— Input —
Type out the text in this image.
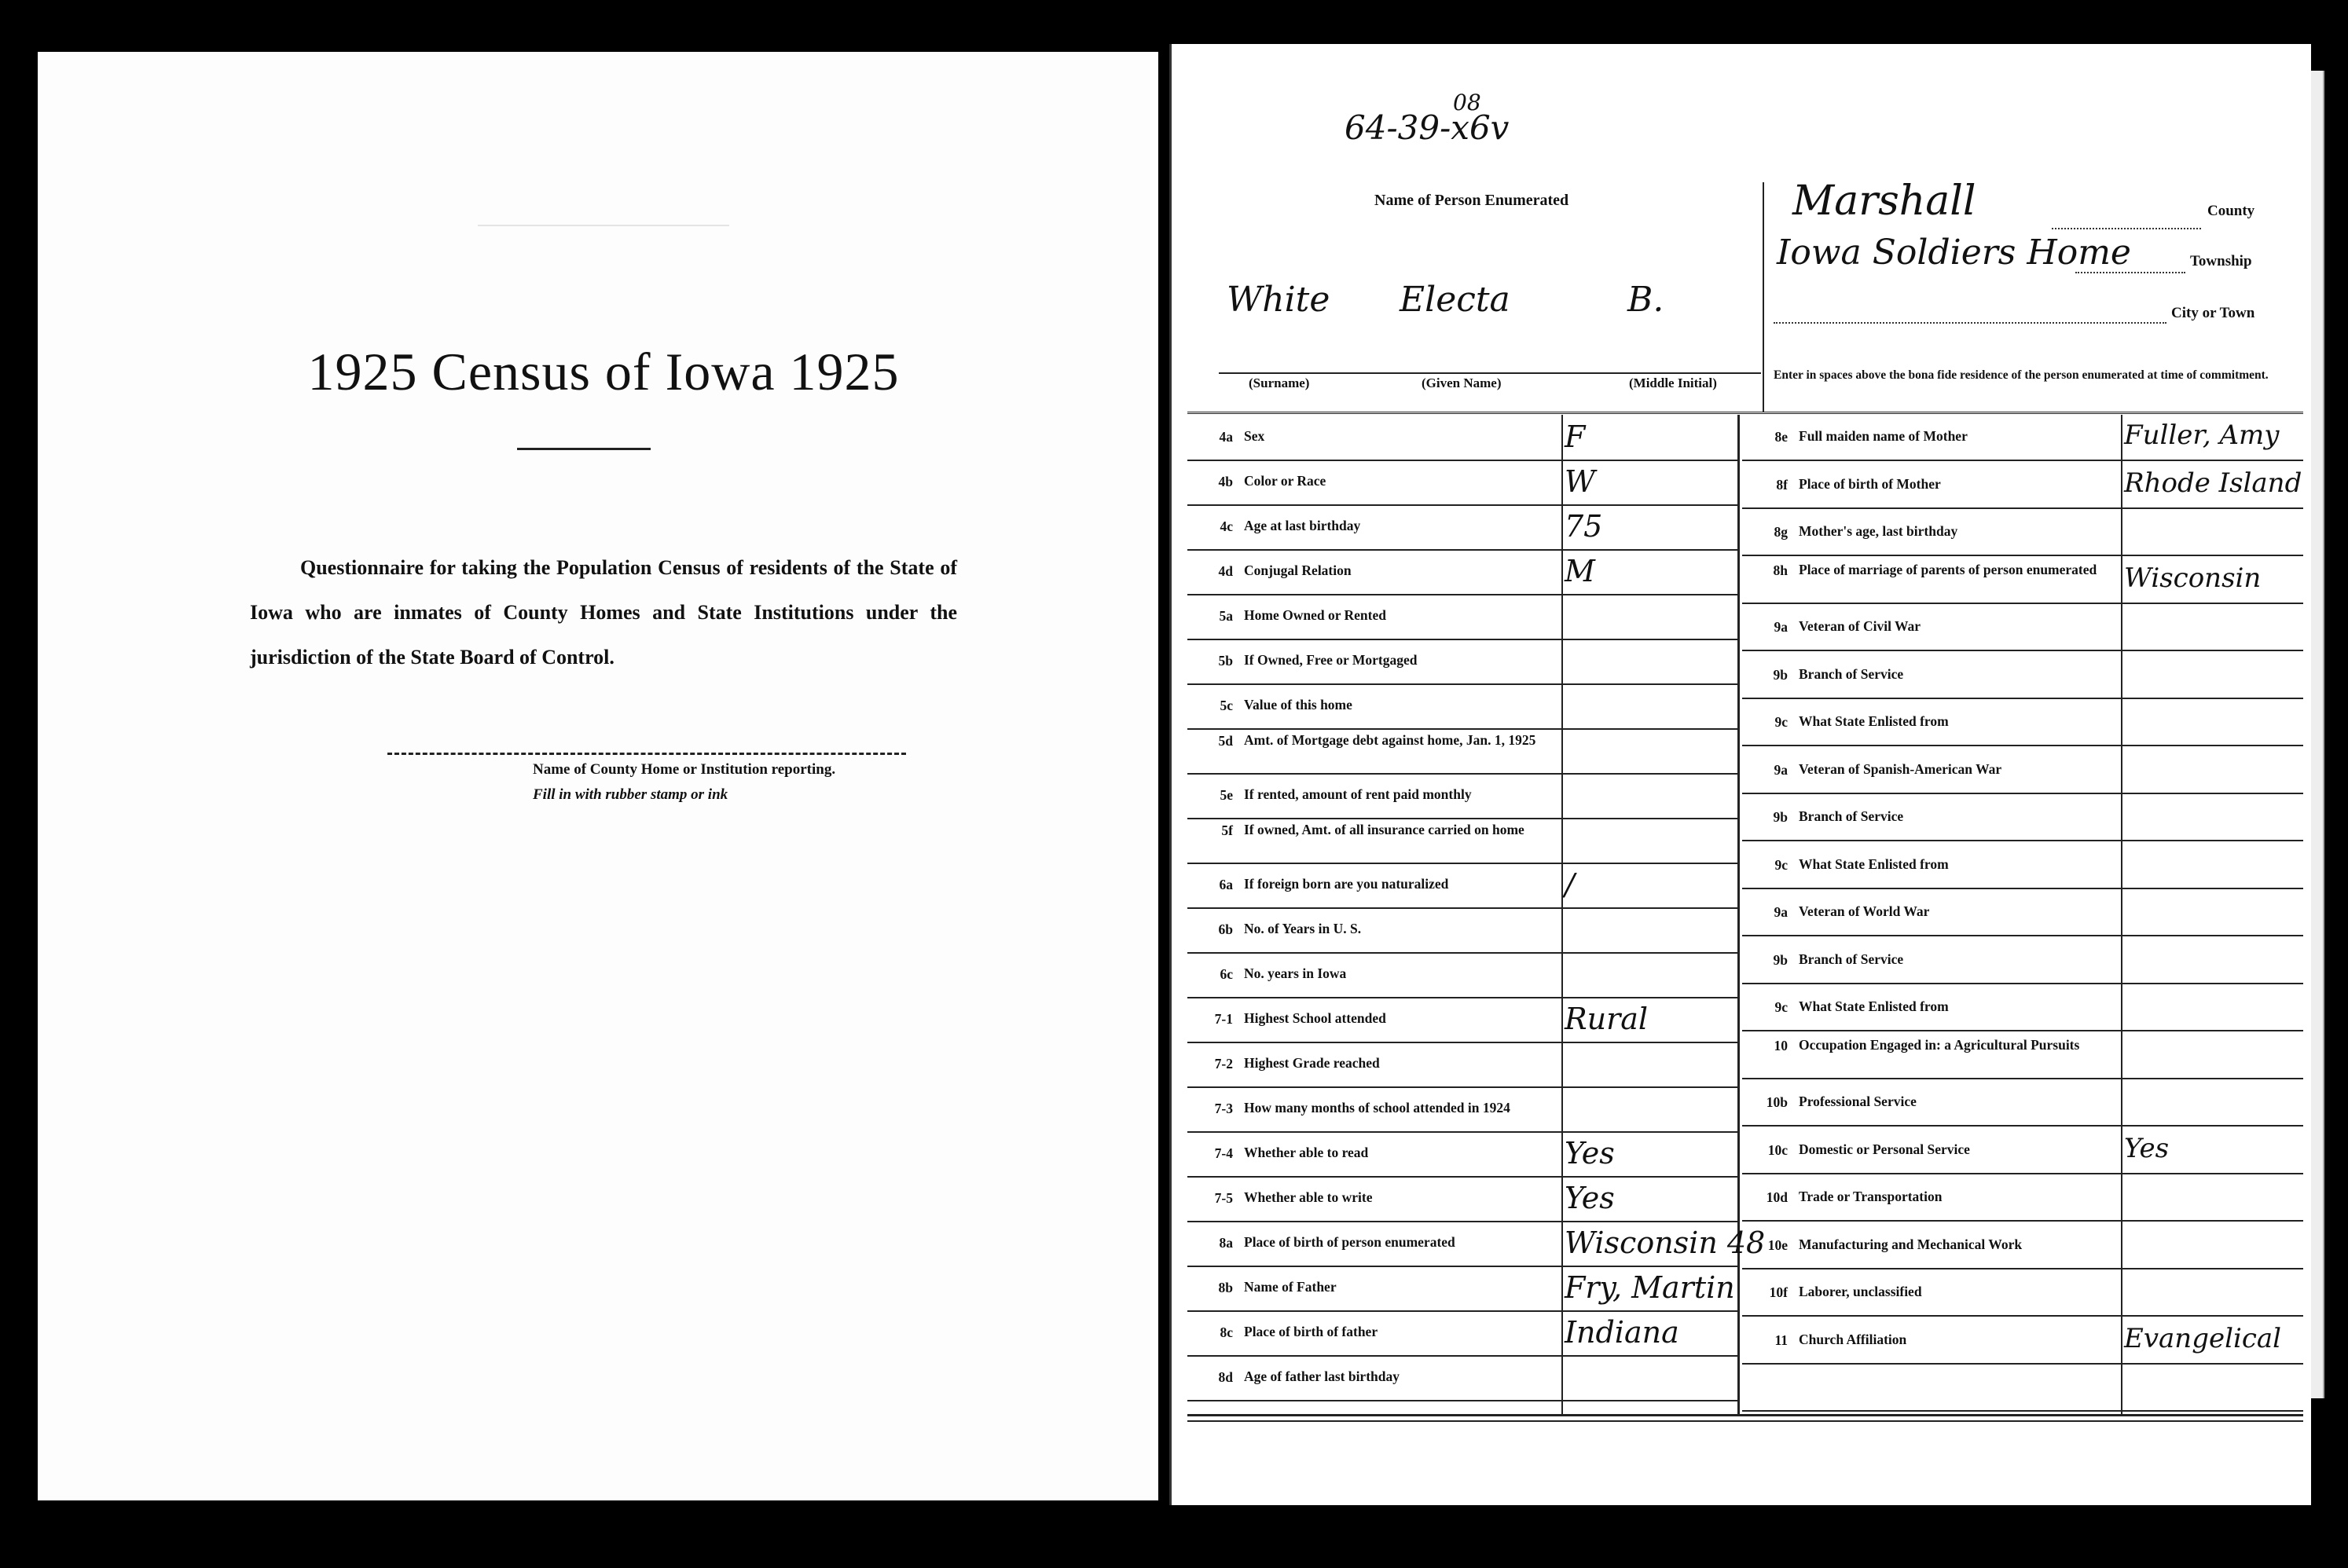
1925 Census of Iowa 1925
Questionnaire for taking the Population Census of residents of the State of Iowa who are inmates of County Homes and State Institutions under the jurisdiction of the State Board of Control.
Name of County Home or Institution reporting.
Fill in with rubber stamp or ink
64-39-x6v
08
Name of Person Enumerated
White Electa	B.
(Surname)	(Given Name)	(Middle Initial)
Marshall	County
Iowa Soldiers Home	Township
City or Town
Enter in spaces above the bona fide residence of the person enumerated at time of commitment.
4a Sex	F
4b Color or Race	W
4c Age at last birthday	75
4d Conjugal Relation	M
5a Home Owned or Rented
5b If Owned, Free or Mortgaged
5c Value of this home
5d Amt. of Mortgage debt against home, Jan. 1, 1925
5e If rented, amount of rent paid monthly
5f If owned, Amt. of all insurance carried on home
6a If foreign born are you naturalized	/
6b No. of Years in U. S.
6c No. years in Iowa
7-1 Highest School attended	Rural
7-2 Highest Grade reached
7-3 How many months of school attended in 1924
7-4 Whether able to read	Yes
7-5 Whether able to write	Yes
8a Place of birth of person enumerated	Wisconsin 48
8b Name of Father	Fry, Martin
8c Place of birth of father	Indiana
8d Age of father last birthday
8e Full maiden name of Mother	Fuller, Amy
8f Place of birth of Mother	Rhode Island
8g Mother's age, last birthday
8h Place of marriage of parents of person enumerated	Wisconsin
9a Veteran of Civil War
9b Branch of Service
9c What State Enlisted from
9a Veteran of Spanish-American War
9b Branch of Service
9c What State Enlisted from
9a Veteran of World War
9b Branch of Service
9c What State Enlisted from
10 Occupation Engaged in: a Agricultural Pursuits
10b Professional Service
10c Domestic or Personal Service	Yes
10d Trade or Transportation
10e Manufacturing and Mechanical Work
10f Laborer, unclassified
11 Church Affiliation	Evangelical
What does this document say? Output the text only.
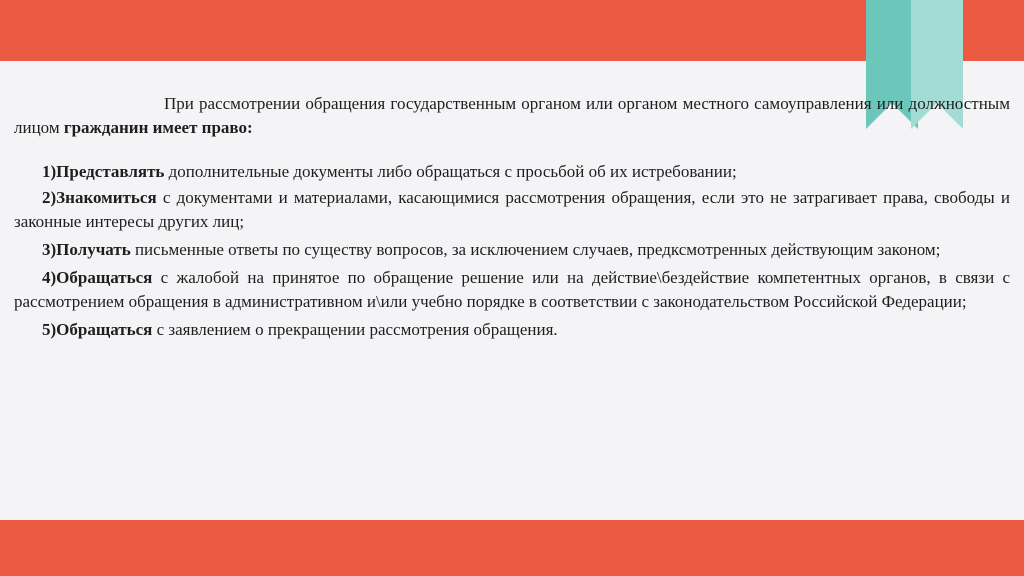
При рассмотрении обращения государственным органом или органом местного самоуправления или должностным лицом гражданин имеет право:

1)Представлять дополнительные документы либо обращаться с просьбой об их истребовании;

2)Знакомиться с документами и материалами, касающимися рассмотрения обращения, если это не затрагивает права, свободы и законные интересы других лиц;

3)Получать письменные ответы по существу вопросов, за исключением случаев, предксмотренных действующим законом;

4)Обращаться с жалобой на принятое по обращение решение или на действие\бездействие компетентных органов, в связи с рассмотрением обращения в административном и\или учебно порядке в соответствии с законодательством Российской Федерации;

5)Обращаться с заявлением о прекращении рассмотрения обращения.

— Brief —
Omitting all images, retype each line of the records precisely.

— Output of the exercise —
Type out the text in this image.
1925 Census of Iowa 1925
Questionnaire for taking the Population Census of residents of the State of Iowa who are inmates of County Homes and State Institutions under the jurisdiction of the State Board of Control.
Name of County Home or Institution reporting.
Fill in with rubber stamp or ink
64-39-x6v
08
Name of Person Enumerated
White Electa	B.
(Surname)	(Given Name)	(Middle Initial)
Marshall	County
Iowa Soldiers Home	Township
City or Town
Enter in spaces above the bona fide residence of the person enumerated at time of commitment.
4a Sex	F
4b Color or Race	W
4c Age at last birthday	75
4d Conjugal Relation	M
5a Home Owned or Rented
5b If Owned, Free or Mortgaged
5c Value of this home
5d Amt. of Mortgage debt against home, Jan. 1, 1925
5e If rented, amount of rent paid monthly
5f If owned, Amt. of all insurance carried on home
6a If foreign born are you naturalized	/
6b No. of Years in U. S.
6c No. years in Iowa
7-1 Highest School attended	Rural
7-2 Highest Grade reached
7-3 How many months of school attended in 1924
7-4 Whether able to read	Yes
7-5 Whether able to write	Yes
8a Place of birth of person enumerated	Wisconsin 48
8b Name of Father	Fry, Martin
8c Place of birth of father	Indiana
8d Age of father last birthday
8e Full maiden name of Mother	Fuller, Amy
8f Place of birth of Mother	Rhode Island
8g Mother's age, last birthday
8h Place of marriage of parents of person enumerated	Wisconsin
9a Veteran of Civil War
9b Branch of Service
9c What State Enlisted from
9a Veteran of Spanish-American War
9b Branch of Service
9c What State Enlisted from
9a Veteran of World War
9b Branch of Service
9c What State Enlisted from
10 Occupation Engaged in: a Agricultural Pursuits
10b Professional Service
10c Domestic or Personal Service	Yes
10d Trade or Transportation
10e Manufacturing and Mechanical Work
10f Laborer, unclassified
11 Church Affiliation	Evangelical
What does this document say? Output the text only.
При рассмотрении обращения государственным органом или органом местного самоуправления или должностным лицом гражданин имеет право:

1)Представлять дополнительные документы либо обращаться с просьбой об их истребовании;

2)Знакомиться с документами и материалами, касающимися рассмотрения обращения, если это не затрагивает права, свободы и законные интересы других лиц;

3)Получать письменные ответы по существу вопросов, за исключением случаев, предксмотренных действующим законом;

4)Обращаться с жалобой на принятое по обращение решение или на действие\бездействие компетентных органов, в связи с рассмотрением обращения в административном и\или учебно порядке в соответствии с законодательством Российской Федерации;

5)Обращаться с заявлением о прекращении рассмотрения обращения.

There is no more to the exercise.